Short exercise
Copy every line of the records below that holds the word "Yield".

## Begin Information provided

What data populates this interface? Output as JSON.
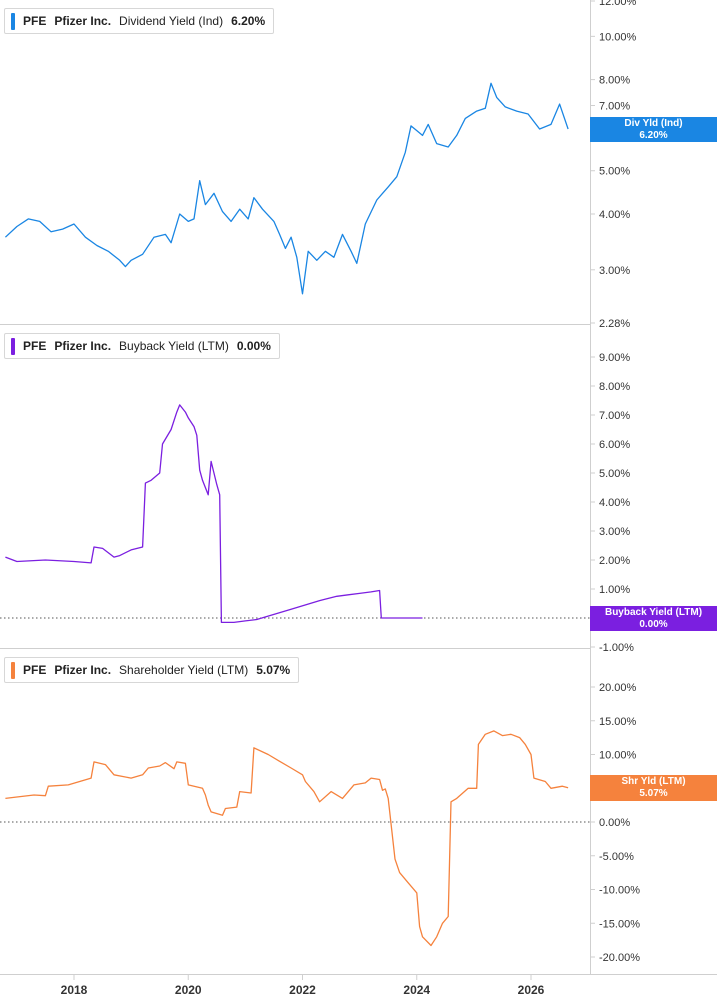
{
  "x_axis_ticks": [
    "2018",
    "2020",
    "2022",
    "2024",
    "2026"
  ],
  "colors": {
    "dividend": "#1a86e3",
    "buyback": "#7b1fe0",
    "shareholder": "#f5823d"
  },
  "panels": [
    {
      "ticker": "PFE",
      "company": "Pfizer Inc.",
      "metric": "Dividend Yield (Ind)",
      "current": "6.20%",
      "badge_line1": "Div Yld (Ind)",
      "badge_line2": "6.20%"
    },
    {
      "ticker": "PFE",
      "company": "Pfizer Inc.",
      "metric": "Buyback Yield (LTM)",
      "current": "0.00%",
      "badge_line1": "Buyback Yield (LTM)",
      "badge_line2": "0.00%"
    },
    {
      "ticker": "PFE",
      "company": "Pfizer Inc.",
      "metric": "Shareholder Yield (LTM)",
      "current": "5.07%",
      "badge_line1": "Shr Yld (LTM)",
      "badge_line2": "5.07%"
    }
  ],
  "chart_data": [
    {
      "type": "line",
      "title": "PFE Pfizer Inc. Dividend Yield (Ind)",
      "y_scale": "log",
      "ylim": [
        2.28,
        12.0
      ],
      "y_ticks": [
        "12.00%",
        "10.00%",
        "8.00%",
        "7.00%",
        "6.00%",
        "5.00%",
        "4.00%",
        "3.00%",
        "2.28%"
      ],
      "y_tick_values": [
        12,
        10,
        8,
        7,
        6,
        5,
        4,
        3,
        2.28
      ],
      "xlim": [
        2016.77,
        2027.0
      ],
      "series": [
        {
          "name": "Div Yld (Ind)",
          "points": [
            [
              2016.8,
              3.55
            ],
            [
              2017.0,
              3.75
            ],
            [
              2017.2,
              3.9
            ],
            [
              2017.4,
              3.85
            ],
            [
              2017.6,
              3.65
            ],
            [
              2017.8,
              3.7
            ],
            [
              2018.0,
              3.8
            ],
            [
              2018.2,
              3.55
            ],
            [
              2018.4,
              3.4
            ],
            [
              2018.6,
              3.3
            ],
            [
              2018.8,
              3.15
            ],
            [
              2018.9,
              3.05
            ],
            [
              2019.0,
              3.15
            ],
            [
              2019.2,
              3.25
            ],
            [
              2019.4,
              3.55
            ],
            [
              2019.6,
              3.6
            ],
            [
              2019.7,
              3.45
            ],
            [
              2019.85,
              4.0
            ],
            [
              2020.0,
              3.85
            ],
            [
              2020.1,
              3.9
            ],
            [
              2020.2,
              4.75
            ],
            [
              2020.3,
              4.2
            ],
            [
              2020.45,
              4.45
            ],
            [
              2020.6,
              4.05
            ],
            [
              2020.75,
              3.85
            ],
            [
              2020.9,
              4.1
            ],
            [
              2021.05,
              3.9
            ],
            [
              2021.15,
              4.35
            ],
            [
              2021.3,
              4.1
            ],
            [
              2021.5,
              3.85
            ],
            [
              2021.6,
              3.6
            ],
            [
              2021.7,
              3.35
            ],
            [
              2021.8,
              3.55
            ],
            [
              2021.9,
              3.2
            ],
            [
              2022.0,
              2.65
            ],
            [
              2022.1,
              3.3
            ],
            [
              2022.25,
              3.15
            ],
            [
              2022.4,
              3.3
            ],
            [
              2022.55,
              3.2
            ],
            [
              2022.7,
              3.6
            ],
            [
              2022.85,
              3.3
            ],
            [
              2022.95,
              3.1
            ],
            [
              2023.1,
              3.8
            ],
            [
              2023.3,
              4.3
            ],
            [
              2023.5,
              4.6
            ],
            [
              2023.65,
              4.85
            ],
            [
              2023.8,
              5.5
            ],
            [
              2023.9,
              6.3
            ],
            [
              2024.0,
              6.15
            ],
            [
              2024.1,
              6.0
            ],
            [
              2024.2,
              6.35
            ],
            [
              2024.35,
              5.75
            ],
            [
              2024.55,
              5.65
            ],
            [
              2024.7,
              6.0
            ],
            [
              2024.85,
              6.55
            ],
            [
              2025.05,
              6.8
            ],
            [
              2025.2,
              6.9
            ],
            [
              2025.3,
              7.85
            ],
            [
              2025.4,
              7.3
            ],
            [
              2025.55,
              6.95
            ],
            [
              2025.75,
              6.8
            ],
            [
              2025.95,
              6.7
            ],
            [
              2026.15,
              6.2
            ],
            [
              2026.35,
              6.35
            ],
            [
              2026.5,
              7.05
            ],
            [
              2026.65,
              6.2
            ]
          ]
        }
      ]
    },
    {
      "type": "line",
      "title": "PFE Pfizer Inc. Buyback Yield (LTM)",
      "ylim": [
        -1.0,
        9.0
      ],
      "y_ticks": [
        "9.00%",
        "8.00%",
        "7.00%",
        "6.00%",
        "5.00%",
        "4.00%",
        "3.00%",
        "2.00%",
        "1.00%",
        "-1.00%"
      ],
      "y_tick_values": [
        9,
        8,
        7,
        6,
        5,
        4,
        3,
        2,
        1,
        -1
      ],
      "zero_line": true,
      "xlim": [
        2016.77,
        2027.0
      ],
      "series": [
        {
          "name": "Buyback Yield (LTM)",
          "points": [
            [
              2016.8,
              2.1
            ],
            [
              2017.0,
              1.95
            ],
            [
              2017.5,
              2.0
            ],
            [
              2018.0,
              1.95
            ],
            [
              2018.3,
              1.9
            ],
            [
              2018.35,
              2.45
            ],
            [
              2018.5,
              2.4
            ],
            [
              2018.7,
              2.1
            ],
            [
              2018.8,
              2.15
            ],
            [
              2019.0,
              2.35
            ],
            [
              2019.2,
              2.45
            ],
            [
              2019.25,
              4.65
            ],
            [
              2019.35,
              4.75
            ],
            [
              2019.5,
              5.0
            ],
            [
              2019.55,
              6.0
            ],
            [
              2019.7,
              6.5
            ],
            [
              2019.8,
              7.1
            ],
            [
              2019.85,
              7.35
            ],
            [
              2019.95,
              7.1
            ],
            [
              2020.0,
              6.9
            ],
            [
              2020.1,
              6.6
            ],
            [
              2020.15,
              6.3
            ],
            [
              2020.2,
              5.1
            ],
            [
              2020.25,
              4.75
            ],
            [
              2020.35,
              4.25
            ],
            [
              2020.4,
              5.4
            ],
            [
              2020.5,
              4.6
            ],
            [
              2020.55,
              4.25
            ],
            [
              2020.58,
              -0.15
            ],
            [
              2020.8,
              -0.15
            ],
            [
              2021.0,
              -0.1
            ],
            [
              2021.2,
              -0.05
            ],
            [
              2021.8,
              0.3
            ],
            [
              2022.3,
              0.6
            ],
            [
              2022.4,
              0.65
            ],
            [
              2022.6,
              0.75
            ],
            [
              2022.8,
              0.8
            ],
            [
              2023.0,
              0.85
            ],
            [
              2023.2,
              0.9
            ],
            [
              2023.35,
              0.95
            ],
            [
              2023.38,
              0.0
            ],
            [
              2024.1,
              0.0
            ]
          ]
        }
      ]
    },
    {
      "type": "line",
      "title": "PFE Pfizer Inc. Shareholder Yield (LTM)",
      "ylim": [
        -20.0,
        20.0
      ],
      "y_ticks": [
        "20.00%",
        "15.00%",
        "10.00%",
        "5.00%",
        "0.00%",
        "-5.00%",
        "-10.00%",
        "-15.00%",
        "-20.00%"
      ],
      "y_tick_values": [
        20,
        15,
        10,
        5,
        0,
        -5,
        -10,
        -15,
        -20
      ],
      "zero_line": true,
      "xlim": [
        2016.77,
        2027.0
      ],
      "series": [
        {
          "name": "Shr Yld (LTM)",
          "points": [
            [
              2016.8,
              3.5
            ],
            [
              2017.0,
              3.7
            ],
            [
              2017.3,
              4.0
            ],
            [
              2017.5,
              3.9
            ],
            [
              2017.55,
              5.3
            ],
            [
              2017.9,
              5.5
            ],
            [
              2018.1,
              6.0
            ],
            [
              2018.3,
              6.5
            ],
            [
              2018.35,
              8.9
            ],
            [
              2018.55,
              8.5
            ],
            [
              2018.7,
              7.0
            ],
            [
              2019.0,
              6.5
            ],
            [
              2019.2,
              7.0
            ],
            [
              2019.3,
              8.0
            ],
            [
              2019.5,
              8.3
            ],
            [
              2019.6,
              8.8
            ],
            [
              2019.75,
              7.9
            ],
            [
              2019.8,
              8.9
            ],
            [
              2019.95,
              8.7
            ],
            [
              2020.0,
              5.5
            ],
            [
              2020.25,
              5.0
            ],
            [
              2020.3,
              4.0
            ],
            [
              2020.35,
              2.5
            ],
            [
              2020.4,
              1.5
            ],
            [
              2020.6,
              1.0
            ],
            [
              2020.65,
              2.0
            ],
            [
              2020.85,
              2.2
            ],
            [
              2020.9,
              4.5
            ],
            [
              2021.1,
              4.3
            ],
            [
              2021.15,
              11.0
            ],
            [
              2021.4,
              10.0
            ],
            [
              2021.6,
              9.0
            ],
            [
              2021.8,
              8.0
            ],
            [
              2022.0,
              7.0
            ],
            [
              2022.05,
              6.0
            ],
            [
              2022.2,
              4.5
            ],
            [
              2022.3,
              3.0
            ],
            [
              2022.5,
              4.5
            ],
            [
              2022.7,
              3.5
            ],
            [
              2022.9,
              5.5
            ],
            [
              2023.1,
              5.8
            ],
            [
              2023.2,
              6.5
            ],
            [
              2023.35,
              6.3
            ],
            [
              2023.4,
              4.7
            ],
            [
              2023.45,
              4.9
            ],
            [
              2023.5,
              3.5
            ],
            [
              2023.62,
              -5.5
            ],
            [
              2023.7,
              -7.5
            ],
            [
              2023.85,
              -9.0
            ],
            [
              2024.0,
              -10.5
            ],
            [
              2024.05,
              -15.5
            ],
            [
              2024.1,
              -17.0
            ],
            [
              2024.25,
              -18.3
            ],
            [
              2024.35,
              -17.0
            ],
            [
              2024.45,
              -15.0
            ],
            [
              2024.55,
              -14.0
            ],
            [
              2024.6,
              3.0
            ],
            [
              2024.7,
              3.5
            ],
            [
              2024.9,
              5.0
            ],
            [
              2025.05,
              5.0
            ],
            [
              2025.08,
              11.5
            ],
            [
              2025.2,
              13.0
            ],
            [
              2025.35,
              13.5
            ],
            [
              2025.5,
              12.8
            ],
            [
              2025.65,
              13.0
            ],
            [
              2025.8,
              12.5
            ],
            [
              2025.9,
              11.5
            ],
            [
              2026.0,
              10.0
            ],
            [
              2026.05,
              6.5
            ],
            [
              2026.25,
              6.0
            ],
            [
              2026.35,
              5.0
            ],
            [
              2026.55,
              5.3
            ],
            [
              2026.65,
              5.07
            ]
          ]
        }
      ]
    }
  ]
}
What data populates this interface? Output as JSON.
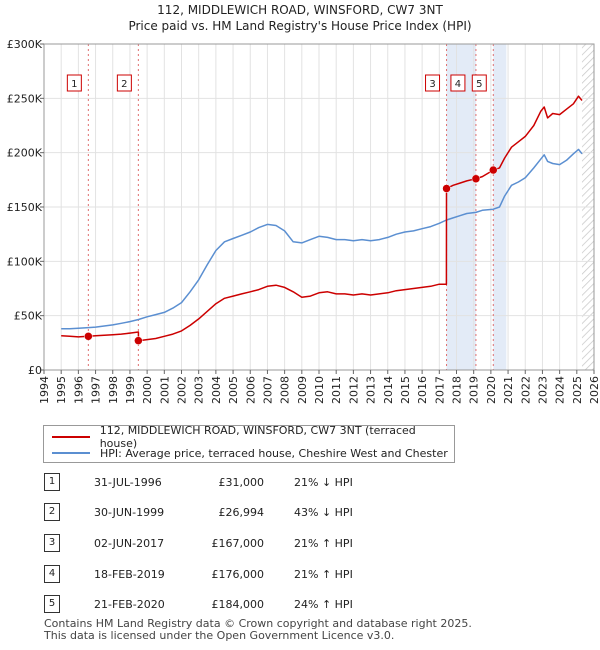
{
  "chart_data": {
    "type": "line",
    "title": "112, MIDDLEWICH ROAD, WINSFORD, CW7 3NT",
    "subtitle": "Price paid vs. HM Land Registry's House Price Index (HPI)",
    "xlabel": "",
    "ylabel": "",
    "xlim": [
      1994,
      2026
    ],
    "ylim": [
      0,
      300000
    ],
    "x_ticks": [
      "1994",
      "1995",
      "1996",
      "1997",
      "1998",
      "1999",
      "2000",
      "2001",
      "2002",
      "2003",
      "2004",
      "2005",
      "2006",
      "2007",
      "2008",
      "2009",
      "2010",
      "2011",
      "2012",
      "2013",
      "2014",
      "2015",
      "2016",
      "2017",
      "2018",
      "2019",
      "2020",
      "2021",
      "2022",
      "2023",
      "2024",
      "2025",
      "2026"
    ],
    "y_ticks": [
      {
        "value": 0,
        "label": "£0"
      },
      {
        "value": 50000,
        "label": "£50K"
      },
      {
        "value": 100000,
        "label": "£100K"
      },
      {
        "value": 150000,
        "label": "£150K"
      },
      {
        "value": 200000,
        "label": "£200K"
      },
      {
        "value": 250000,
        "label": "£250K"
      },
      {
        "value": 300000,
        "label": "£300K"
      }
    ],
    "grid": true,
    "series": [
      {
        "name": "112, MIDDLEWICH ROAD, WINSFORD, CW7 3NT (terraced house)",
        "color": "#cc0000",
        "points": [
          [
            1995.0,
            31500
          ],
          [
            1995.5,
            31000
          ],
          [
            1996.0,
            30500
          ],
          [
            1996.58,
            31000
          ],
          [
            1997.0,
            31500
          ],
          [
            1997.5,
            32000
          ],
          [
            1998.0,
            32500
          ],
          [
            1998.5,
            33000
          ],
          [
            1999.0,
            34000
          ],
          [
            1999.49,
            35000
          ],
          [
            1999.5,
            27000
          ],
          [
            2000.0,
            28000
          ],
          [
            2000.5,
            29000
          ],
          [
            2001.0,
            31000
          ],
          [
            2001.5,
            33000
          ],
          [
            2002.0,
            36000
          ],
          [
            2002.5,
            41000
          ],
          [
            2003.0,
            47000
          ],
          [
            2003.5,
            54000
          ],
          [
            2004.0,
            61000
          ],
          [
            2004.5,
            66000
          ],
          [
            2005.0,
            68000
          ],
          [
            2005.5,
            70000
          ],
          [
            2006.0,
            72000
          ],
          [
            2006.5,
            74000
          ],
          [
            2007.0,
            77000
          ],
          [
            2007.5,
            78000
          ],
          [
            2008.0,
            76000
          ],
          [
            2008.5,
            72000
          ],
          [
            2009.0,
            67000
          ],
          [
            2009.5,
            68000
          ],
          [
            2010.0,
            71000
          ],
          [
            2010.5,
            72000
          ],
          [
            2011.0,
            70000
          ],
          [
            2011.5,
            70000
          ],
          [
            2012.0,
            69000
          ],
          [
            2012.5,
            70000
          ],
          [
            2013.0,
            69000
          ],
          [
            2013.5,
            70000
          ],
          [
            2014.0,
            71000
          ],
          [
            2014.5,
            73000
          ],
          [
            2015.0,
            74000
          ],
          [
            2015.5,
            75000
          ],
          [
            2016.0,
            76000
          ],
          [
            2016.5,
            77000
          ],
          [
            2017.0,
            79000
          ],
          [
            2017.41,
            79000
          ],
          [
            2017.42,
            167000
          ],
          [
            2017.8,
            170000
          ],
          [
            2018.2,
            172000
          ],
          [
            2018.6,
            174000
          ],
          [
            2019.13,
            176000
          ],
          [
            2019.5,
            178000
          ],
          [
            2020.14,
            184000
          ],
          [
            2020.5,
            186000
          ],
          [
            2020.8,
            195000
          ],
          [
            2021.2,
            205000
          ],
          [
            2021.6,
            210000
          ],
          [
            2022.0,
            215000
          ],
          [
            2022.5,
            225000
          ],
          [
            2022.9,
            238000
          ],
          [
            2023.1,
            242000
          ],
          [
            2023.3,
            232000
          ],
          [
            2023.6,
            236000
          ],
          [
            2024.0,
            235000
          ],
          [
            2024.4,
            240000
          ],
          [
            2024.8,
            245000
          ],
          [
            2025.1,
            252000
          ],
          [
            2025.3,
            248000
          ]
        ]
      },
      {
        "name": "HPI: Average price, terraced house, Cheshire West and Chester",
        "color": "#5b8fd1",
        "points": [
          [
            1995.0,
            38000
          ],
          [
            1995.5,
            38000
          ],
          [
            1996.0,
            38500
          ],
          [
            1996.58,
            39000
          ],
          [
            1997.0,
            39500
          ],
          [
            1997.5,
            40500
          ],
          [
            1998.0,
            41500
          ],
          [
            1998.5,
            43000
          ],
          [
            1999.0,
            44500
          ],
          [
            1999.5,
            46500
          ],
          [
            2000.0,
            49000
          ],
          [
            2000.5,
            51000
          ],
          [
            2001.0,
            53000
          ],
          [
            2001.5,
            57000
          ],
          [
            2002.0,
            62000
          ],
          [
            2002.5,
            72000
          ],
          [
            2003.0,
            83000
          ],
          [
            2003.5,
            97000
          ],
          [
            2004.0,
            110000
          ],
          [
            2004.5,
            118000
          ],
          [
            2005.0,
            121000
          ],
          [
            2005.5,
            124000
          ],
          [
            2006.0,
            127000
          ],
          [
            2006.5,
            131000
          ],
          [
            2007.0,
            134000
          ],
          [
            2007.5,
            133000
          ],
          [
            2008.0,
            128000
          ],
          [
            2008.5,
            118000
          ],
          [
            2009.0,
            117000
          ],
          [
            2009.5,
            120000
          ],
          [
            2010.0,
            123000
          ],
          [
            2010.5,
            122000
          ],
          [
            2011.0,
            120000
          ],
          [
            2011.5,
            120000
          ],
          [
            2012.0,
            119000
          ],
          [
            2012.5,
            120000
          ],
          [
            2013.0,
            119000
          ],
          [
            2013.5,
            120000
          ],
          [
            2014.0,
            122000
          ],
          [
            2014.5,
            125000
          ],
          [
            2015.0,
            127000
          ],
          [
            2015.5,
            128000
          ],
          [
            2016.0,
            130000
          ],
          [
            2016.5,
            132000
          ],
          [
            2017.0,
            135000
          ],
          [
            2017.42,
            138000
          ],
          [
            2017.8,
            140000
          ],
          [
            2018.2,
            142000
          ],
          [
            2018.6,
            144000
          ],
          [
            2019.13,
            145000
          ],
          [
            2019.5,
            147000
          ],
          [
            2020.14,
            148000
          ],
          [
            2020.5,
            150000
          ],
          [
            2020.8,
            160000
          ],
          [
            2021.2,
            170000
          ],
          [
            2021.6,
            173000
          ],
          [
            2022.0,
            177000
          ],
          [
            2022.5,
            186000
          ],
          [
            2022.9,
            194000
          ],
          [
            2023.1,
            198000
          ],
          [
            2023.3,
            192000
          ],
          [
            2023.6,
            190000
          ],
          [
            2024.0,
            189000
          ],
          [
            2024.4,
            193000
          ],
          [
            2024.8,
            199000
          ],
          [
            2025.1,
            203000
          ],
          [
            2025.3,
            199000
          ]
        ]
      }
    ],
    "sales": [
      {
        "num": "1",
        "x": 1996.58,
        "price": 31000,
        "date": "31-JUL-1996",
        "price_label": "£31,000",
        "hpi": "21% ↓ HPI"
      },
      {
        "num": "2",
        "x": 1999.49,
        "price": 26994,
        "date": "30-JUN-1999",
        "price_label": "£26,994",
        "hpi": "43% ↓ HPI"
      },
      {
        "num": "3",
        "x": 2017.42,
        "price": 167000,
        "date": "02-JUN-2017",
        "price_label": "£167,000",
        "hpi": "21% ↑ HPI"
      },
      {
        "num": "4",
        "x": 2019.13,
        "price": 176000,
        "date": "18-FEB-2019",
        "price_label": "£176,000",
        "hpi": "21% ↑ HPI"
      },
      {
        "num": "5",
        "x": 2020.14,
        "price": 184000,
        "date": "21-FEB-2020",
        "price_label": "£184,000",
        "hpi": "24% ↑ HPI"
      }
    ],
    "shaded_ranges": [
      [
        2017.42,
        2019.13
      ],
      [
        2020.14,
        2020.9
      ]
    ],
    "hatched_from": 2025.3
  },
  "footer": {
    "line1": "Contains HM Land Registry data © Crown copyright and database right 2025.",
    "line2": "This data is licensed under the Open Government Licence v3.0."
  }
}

## End Information provided

Completed exercise
      "metric": "Dividend Yield (Ind)",
      "metric": "Buyback Yield (LTM)",
      "badge_line1": "Buyback Yield (LTM)",
      "metric": "Shareholder Yield (LTM)",
      "title": "PFE Pfizer Inc. Dividend Yield (Ind)",
      "title": "PFE Pfizer Inc. Buyback Yield (LTM)",
          "name": "Buyback Yield (LTM)",
      "title": "PFE Pfizer Inc. Shareholder Yield (LTM)",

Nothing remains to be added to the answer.